** Stored data entries **
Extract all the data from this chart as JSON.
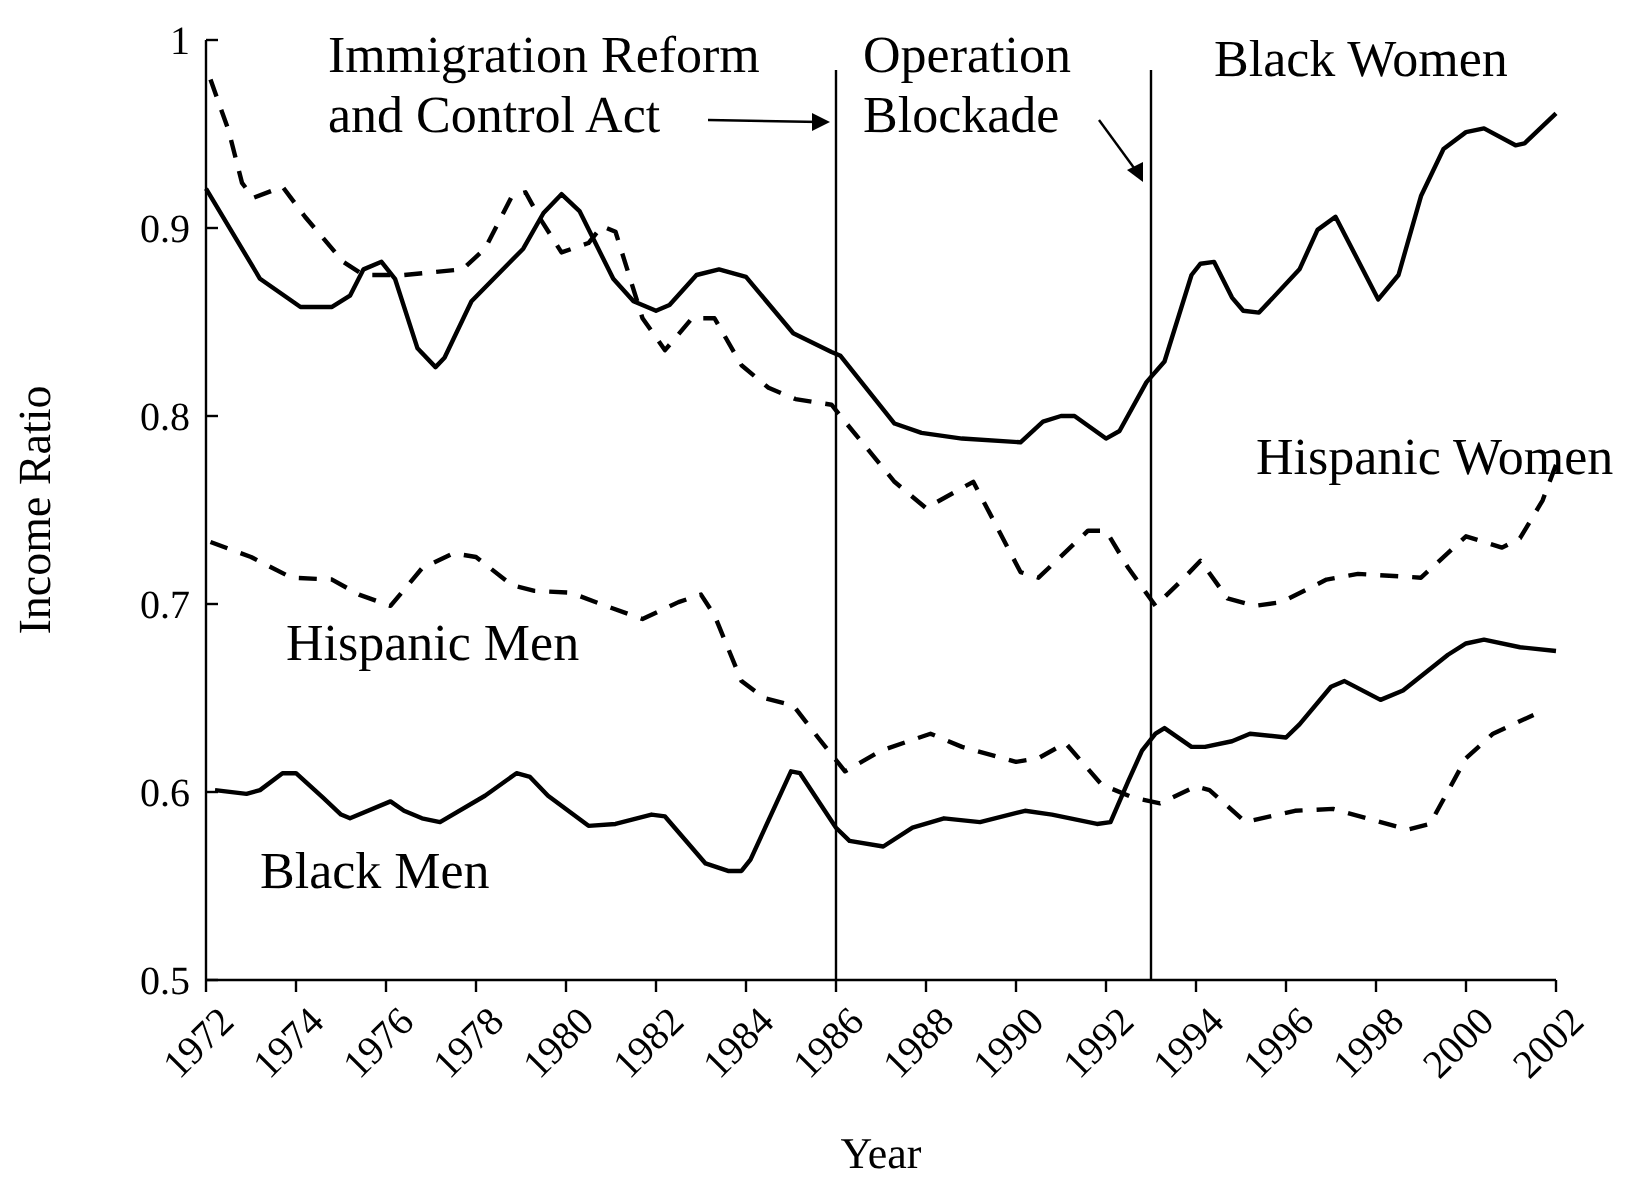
{
  "chart_data": {
    "type": "line",
    "xlabel": "Year",
    "ylabel": "Income Ratio",
    "xlim": [
      1972,
      2002
    ],
    "xticks": [
      1972,
      1974,
      1976,
      1978,
      1980,
      1982,
      1984,
      1986,
      1988,
      1990,
      1992,
      1994,
      1996,
      1998,
      2000,
      2002
    ],
    "ylim": [
      0.5,
      1
    ],
    "yticks": [
      0.5,
      0.6,
      0.7,
      0.8,
      0.9,
      1
    ],
    "marker": "none",
    "ref_lines": [
      {
        "axis": "x",
        "value": 1986,
        "label": "Immigration Reform\nand Control Act",
        "color": "#000000"
      },
      {
        "axis": "x",
        "value": 1993,
        "label": "Operation\nBlockade",
        "color": "#000000"
      }
    ],
    "series": [
      {
        "name": "Black Women",
        "color": "#000000",
        "line_style": "solid",
        "x": [
          1972,
          1973.2,
          1974.1,
          1974.8,
          1975.2,
          1975.5,
          1975.9,
          1976.2,
          1976.7,
          1977.1,
          1977.3,
          1977.9,
          1979.05,
          1979.5,
          1979.9,
          1980.3,
          1981.05,
          1981.5,
          1982,
          1982.3,
          1982.9,
          1983.4,
          1984,
          1985.05,
          1985.9,
          1986.1,
          1987.3,
          1987.9,
          1988.8,
          1990.1,
          1990.6,
          1991,
          1991.3,
          1992,
          1992.3,
          1992.9,
          1993.3,
          1993.9,
          1994.1,
          1994.4,
          1994.8,
          1995.05,
          1995.4,
          1996.3,
          1996.7,
          1997.1,
          1998.05,
          1998.5,
          1999,
          1999.5,
          2000,
          2000.4,
          2001.1,
          2001.3,
          2002
        ],
        "values": [
          0.921,
          0.873,
          0.858,
          0.858,
          0.864,
          0.878,
          0.882,
          0.873,
          0.836,
          0.826,
          0.831,
          0.861,
          0.889,
          0.908,
          0.918,
          0.909,
          0.873,
          0.861,
          0.856,
          0.859,
          0.875,
          0.878,
          0.874,
          0.844,
          0.834,
          0.832,
          0.796,
          0.791,
          0.788,
          0.786,
          0.797,
          0.8,
          0.8,
          0.788,
          0.792,
          0.818,
          0.829,
          0.875,
          0.881,
          0.882,
          0.863,
          0.856,
          0.855,
          0.878,
          0.899,
          0.906,
          0.862,
          0.875,
          0.917,
          0.942,
          0.951,
          0.953,
          0.944,
          0.945,
          0.961
        ]
      },
      {
        "name": "Hispanic Women",
        "color": "#000000",
        "line_style": "dashed",
        "x": [
          1972.1,
          1972.5,
          1972.8,
          1973.05,
          1973.7,
          1974.2,
          1975.05,
          1975.5,
          1976.4,
          1977.7,
          1978.2,
          1978.8,
          1979.1,
          1979.4,
          1979.9,
          1980.5,
          1980.8,
          1981.1,
          1981.7,
          1982.2,
          1982.8,
          1983.3,
          1983.9,
          1984.5,
          1985.1,
          1985.9,
          1986.2,
          1987.3,
          1988,
          1989.05,
          1989.4,
          1990.1,
          1990.5,
          1991.6,
          1992,
          1992.5,
          1993.1,
          1993.7,
          1994.1,
          1994.7,
          1995.3,
          1995.9,
          1996.9,
          1997.6,
          1999,
          2000,
          2000.8,
          2001.2,
          2001.7,
          2002
        ],
        "values": [
          0.979,
          0.952,
          0.924,
          0.916,
          0.922,
          0.906,
          0.882,
          0.875,
          0.875,
          0.878,
          0.889,
          0.917,
          0.919,
          0.906,
          0.887,
          0.892,
          0.901,
          0.898,
          0.852,
          0.835,
          0.852,
          0.852,
          0.827,
          0.815,
          0.809,
          0.806,
          0.797,
          0.765,
          0.751,
          0.765,
          0.749,
          0.717,
          0.714,
          0.739,
          0.739,
          0.719,
          0.699,
          0.713,
          0.723,
          0.703,
          0.699,
          0.701,
          0.713,
          0.716,
          0.714,
          0.736,
          0.73,
          0.735,
          0.755,
          0.774
        ]
      },
      {
        "name": "Hispanic Men",
        "color": "#000000",
        "line_style": "dashed",
        "x": [
          1972.1,
          1973,
          1973.9,
          1974.8,
          1975.4,
          1976.1,
          1976.8,
          1977.5,
          1978,
          1978.8,
          1979.3,
          1980.1,
          1981,
          1981.7,
          1982.5,
          1983,
          1983.3,
          1983.9,
          1984.4,
          1985.05,
          1985.6,
          1986.2,
          1987,
          1988.1,
          1988.8,
          1990,
          1990.5,
          1991.1,
          1991.9,
          1992.6,
          1993.2,
          1994,
          1994.3,
          1995.1,
          1996.2,
          1997.05,
          1998.7,
          1999.2,
          2000,
          2000.6,
          2001.5
        ],
        "values": [
          0.733,
          0.725,
          0.714,
          0.713,
          0.705,
          0.699,
          0.719,
          0.727,
          0.725,
          0.71,
          0.707,
          0.706,
          0.698,
          0.692,
          0.701,
          0.705,
          0.694,
          0.659,
          0.65,
          0.646,
          0.629,
          0.611,
          0.622,
          0.631,
          0.624,
          0.616,
          0.618,
          0.626,
          0.604,
          0.597,
          0.594,
          0.603,
          0.601,
          0.584,
          0.59,
          0.591,
          0.58,
          0.583,
          0.618,
          0.631,
          0.641
        ]
      },
      {
        "name": "Black Men",
        "color": "#000000",
        "line_style": "solid",
        "x": [
          1972.2,
          1972.9,
          1973.2,
          1973.7,
          1974,
          1974.6,
          1975,
          1975.2,
          1976.1,
          1976.4,
          1976.8,
          1977.2,
          1978.2,
          1978.9,
          1979.2,
          1979.6,
          1980.5,
          1981.1,
          1981.9,
          1982.2,
          1983.1,
          1983.6,
          1983.9,
          1984.1,
          1985,
          1985.2,
          1986,
          1986.3,
          1987.05,
          1987.7,
          1988.4,
          1989.2,
          1990.2,
          1990.8,
          1991.8,
          1992.1,
          1992.5,
          1992.8,
          1993.1,
          1993.3,
          1993.9,
          1994.2,
          1994.8,
          1995.2,
          1996,
          1996.3,
          1997,
          1997.3,
          1998.1,
          1998.6,
          1999.6,
          2000,
          2000.4,
          2001.2,
          2002
        ],
        "values": [
          0.601,
          0.599,
          0.601,
          0.61,
          0.61,
          0.597,
          0.588,
          0.586,
          0.595,
          0.59,
          0.586,
          0.584,
          0.598,
          0.61,
          0.608,
          0.598,
          0.582,
          0.583,
          0.588,
          0.587,
          0.562,
          0.558,
          0.558,
          0.564,
          0.611,
          0.61,
          0.581,
          0.574,
          0.571,
          0.581,
          0.586,
          0.584,
          0.59,
          0.588,
          0.583,
          0.584,
          0.606,
          0.622,
          0.631,
          0.634,
          0.624,
          0.624,
          0.627,
          0.631,
          0.629,
          0.636,
          0.656,
          0.659,
          0.649,
          0.654,
          0.673,
          0.679,
          0.681,
          0.677,
          0.675
        ]
      }
    ]
  }
}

** Goal of the exercise **
Set down every entry word for word, but omit the pictures.

** Result of this task **
Extract all the data from this chart as JSON.
{
  "chart_data": {
    "type": "line",
    "xlabel": "Year",
    "ylabel": "Income Ratio",
    "xlim": [
      1972,
      2002
    ],
    "xticks": [
      1972,
      1974,
      1976,
      1978,
      1980,
      1982,
      1984,
      1986,
      1988,
      1990,
      1992,
      1994,
      1996,
      1998,
      2000,
      2002
    ],
    "ylim": [
      0.5,
      1
    ],
    "yticks": [
      0.5,
      0.6,
      0.7,
      0.8,
      0.9,
      1
    ],
    "marker": "none",
    "ref_lines": [
      {
        "axis": "x",
        "value": 1986,
        "label": "Immigration Reform\nand Control Act",
        "color": "#000000"
      },
      {
        "axis": "x",
        "value": 1993,
        "label": "Operation\nBlockade",
        "color": "#000000"
      }
    ],
    "series": [
      {
        "name": "Black Women",
        "color": "#000000",
        "line_style": "solid",
        "x": [
          1972,
          1973.2,
          1974.1,
          1974.8,
          1975.2,
          1975.5,
          1975.9,
          1976.2,
          1976.7,
          1977.1,
          1977.3,
          1977.9,
          1979.05,
          1979.5,
          1979.9,
          1980.3,
          1981.05,
          1981.5,
          1982,
          1982.3,
          1982.9,
          1983.4,
          1984,
          1985.05,
          1985.9,
          1986.1,
          1987.3,
          1987.9,
          1988.8,
          1990.1,
          1990.6,
          1991,
          1991.3,
          1992,
          1992.3,
          1992.9,
          1993.3,
          1993.9,
          1994.1,
          1994.4,
          1994.8,
          1995.05,
          1995.4,
          1996.3,
          1996.7,
          1997.1,
          1998.05,
          1998.5,
          1999,
          1999.5,
          2000,
          2000.4,
          2001.1,
          2001.3,
          2002
        ],
        "values": [
          0.921,
          0.873,
          0.858,
          0.858,
          0.864,
          0.878,
          0.882,
          0.873,
          0.836,
          0.826,
          0.831,
          0.861,
          0.889,
          0.908,
          0.918,
          0.909,
          0.873,
          0.861,
          0.856,
          0.859,
          0.875,
          0.878,
          0.874,
          0.844,
          0.834,
          0.832,
          0.796,
          0.791,
          0.788,
          0.786,
          0.797,
          0.8,
          0.8,
          0.788,
          0.792,
          0.818,
          0.829,
          0.875,
          0.881,
          0.882,
          0.863,
          0.856,
          0.855,
          0.878,
          0.899,
          0.906,
          0.862,
          0.875,
          0.917,
          0.942,
          0.951,
          0.953,
          0.944,
          0.945,
          0.961
        ]
      },
      {
        "name": "Hispanic Women",
        "color": "#000000",
        "line_style": "dashed",
        "x": [
          1972.1,
          1972.5,
          1972.8,
          1973.05,
          1973.7,
          1974.2,
          1975.05,
          1975.5,
          1976.4,
          1977.7,
          1978.2,
          1978.8,
          1979.1,
          1979.4,
          1979.9,
          1980.5,
          1980.8,
          1981.1,
          1981.7,
          1982.2,
          1982.8,
          1983.3,
          1983.9,
          1984.5,
          1985.1,
          1985.9,
          1986.2,
          1987.3,
          1988,
          1989.05,
          1989.4,
          1990.1,
          1990.5,
          1991.6,
          1992,
          1992.5,
          1993.1,
          1993.7,
          1994.1,
          1994.7,
          1995.3,
          1995.9,
          1996.9,
          1997.6,
          1999,
          2000,
          2000.8,
          2001.2,
          2001.7,
          2002
        ],
        "values": [
          0.979,
          0.952,
          0.924,
          0.916,
          0.922,
          0.906,
          0.882,
          0.875,
          0.875,
          0.878,
          0.889,
          0.917,
          0.919,
          0.906,
          0.887,
          0.892,
          0.901,
          0.898,
          0.852,
          0.835,
          0.852,
          0.852,
          0.827,
          0.815,
          0.809,
          0.806,
          0.797,
          0.765,
          0.751,
          0.765,
          0.749,
          0.717,
          0.714,
          0.739,
          0.739,
          0.719,
          0.699,
          0.713,
          0.723,
          0.703,
          0.699,
          0.701,
          0.713,
          0.716,
          0.714,
          0.736,
          0.73,
          0.735,
          0.755,
          0.774
        ]
      },
      {
        "name": "Hispanic Men",
        "color": "#000000",
        "line_style": "dashed",
        "x": [
          1972.1,
          1973,
          1973.9,
          1974.8,
          1975.4,
          1976.1,
          1976.8,
          1977.5,
          1978,
          1978.8,
          1979.3,
          1980.1,
          1981,
          1981.7,
          1982.5,
          1983,
          1983.3,
          1983.9,
          1984.4,
          1985.05,
          1985.6,
          1986.2,
          1987,
          1988.1,
          1988.8,
          1990,
          1990.5,
          1991.1,
          1991.9,
          1992.6,
          1993.2,
          1994,
          1994.3,
          1995.1,
          1996.2,
          1997.05,
          1998.7,
          1999.2,
          2000,
          2000.6,
          2001.5
        ],
        "values": [
          0.733,
          0.725,
          0.714,
          0.713,
          0.705,
          0.699,
          0.719,
          0.727,
          0.725,
          0.71,
          0.707,
          0.706,
          0.698,
          0.692,
          0.701,
          0.705,
          0.694,
          0.659,
          0.65,
          0.646,
          0.629,
          0.611,
          0.622,
          0.631,
          0.624,
          0.616,
          0.618,
          0.626,
          0.604,
          0.597,
          0.594,
          0.603,
          0.601,
          0.584,
          0.59,
          0.591,
          0.58,
          0.583,
          0.618,
          0.631,
          0.641
        ]
      },
      {
        "name": "Black Men",
        "color": "#000000",
        "line_style": "solid",
        "x": [
          1972.2,
          1972.9,
          1973.2,
          1973.7,
          1974,
          1974.6,
          1975,
          1975.2,
          1976.1,
          1976.4,
          1976.8,
          1977.2,
          1978.2,
          1978.9,
          1979.2,
          1979.6,
          1980.5,
          1981.1,
          1981.9,
          1982.2,
          1983.1,
          1983.6,
          1983.9,
          1984.1,
          1985,
          1985.2,
          1986,
          1986.3,
          1987.05,
          1987.7,
          1988.4,
          1989.2,
          1990.2,
          1990.8,
          1991.8,
          1992.1,
          1992.5,
          1992.8,
          1993.1,
          1993.3,
          1993.9,
          1994.2,
          1994.8,
          1995.2,
          1996,
          1996.3,
          1997,
          1997.3,
          1998.1,
          1998.6,
          1999.6,
          2000,
          2000.4,
          2001.2,
          2002
        ],
        "values": [
          0.601,
          0.599,
          0.601,
          0.61,
          0.61,
          0.597,
          0.588,
          0.586,
          0.595,
          0.59,
          0.586,
          0.584,
          0.598,
          0.61,
          0.608,
          0.598,
          0.582,
          0.583,
          0.588,
          0.587,
          0.562,
          0.558,
          0.558,
          0.564,
          0.611,
          0.61,
          0.581,
          0.574,
          0.571,
          0.581,
          0.586,
          0.584,
          0.59,
          0.588,
          0.583,
          0.584,
          0.606,
          0.622,
          0.631,
          0.634,
          0.624,
          0.624,
          0.627,
          0.631,
          0.629,
          0.636,
          0.656,
          0.659,
          0.649,
          0.654,
          0.673,
          0.679,
          0.681,
          0.677,
          0.675
        ]
      }
    ]
  }
}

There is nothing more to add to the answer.